Written task 1: List, in order, each stop on the star hop in the observing report, beginning with the jump-off point.
Written task 2: Please print the observing report from "Took my time" to "so no rush.".

Provided passage:
3C 273 blew me away with the mind boggling characteristics and also the confirmation of my ability to detect faint objects. I have only observed with a telescope since September 2018 and I’m obviously still learning a lot about the capacity of it. I thought mag 13 was about the limit for stellar detection under my circumstances but reading your account got me thinking that it might be possible to go a lot deeper.

My dark site has a SQM of 21.03 according to an online light pollution map and this particular evening seemed to have pretty good transparency and decent seeing. The Draco quasar seemed doable.

Took my time setting up, collimating and viewing the area in binos to get the patterns right for star hopping. Both to get everything as prepared as possible but also to achieve proper dark adaption before setting off. This was my only target for the evening so no rush.

Put in the 30 mm ES 82 and started in Ursa Minor with Pherkad as the jump off point. Proceeded to 15 Draconis and its close bright neighbour and from there to the 8 mag pair right next to the quasar. Switched to the 10 mm Delos and began to pick up the patterns next to the bright pair.

At this point I started noticing that the view looked a lot dimmer than I hoped for. Started to despair and thought it was an impossible target after all. I looked up from the EP and saw that clouds had rolled in, obstructing the view. Took a break and kicked back for a while, saw that the horizon looked clear and after a while the clouds had gone revealing clear skies again.

Record excerpts:
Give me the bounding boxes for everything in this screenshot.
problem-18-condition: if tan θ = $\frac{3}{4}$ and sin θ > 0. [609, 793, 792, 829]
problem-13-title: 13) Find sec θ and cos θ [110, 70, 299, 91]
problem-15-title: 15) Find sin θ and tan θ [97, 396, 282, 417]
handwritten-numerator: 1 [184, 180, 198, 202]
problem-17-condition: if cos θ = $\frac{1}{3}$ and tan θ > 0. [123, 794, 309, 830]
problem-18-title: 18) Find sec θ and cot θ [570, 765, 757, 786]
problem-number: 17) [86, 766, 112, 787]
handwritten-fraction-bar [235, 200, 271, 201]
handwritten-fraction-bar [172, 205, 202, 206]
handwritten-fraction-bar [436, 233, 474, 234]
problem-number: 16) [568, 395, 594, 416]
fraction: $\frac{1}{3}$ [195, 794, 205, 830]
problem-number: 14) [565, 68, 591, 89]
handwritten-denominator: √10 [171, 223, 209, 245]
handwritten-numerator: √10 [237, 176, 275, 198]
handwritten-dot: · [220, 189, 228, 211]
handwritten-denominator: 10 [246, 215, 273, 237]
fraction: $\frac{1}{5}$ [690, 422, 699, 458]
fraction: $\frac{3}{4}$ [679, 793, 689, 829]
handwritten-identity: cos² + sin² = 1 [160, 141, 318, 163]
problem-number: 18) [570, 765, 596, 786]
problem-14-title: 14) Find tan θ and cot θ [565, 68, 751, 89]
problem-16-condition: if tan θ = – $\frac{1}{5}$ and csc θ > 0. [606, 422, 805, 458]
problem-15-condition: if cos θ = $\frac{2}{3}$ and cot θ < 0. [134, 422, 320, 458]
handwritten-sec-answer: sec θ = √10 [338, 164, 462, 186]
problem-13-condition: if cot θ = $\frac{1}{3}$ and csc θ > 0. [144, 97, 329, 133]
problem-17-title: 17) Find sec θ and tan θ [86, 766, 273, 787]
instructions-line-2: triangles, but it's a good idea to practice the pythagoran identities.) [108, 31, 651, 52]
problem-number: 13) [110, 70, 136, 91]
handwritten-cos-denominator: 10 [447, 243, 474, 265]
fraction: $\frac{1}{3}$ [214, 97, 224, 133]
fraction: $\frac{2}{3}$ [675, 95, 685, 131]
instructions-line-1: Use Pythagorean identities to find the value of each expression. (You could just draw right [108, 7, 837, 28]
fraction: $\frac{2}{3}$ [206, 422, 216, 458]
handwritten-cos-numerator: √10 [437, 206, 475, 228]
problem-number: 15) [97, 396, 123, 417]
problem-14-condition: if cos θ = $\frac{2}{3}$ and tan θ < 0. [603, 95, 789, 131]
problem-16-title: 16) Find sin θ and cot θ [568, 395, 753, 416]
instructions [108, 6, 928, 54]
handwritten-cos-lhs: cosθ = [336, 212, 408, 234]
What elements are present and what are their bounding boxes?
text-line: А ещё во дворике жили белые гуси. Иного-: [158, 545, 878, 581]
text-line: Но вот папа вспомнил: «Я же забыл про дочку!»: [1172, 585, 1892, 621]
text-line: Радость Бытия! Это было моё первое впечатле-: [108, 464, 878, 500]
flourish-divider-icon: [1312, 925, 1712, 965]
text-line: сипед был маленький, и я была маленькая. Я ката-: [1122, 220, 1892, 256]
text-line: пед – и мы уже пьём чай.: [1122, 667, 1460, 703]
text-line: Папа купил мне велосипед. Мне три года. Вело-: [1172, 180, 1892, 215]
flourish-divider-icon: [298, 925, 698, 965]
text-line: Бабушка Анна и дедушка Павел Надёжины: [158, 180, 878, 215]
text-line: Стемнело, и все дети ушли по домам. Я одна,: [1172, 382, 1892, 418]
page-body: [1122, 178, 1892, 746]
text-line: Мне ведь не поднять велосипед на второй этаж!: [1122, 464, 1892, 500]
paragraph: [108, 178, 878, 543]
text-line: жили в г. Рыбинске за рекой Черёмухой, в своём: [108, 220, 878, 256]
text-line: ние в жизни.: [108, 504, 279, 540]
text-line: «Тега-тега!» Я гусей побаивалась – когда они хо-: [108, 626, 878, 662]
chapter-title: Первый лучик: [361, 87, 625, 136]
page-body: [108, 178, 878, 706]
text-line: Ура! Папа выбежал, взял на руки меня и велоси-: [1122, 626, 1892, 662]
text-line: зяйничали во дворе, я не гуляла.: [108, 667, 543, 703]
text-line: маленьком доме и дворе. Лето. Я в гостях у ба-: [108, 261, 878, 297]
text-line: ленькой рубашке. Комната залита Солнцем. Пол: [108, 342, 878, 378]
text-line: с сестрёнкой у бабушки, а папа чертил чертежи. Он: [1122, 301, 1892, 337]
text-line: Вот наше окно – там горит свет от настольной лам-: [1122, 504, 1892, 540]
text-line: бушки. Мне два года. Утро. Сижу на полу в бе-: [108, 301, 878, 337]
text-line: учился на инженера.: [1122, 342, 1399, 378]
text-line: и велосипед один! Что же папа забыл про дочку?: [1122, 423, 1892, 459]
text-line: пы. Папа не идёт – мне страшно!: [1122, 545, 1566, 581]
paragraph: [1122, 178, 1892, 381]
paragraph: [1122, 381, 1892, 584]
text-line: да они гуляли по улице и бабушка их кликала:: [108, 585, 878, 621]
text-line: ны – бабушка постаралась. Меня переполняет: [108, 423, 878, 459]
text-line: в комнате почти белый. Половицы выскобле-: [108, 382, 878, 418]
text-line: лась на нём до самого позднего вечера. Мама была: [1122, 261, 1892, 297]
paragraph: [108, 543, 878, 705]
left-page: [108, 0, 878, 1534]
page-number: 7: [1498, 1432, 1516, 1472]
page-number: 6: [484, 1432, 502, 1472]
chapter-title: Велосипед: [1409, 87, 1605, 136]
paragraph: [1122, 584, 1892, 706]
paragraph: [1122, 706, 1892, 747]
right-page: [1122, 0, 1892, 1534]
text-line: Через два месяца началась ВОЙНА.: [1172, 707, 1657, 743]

Right answer 1:
- Pherkad
- 15 Draconis
- its close bright neighbour
- the 8 mag pair right next to the quasar

Right answer 2:
Took my time setting up, collimating and viewing the area in binos to get the patterns right for star hopping. Both to get everything as prepared as possible but also to achieve proper dark adaption before setting off. This was my only target for the evening so no rush.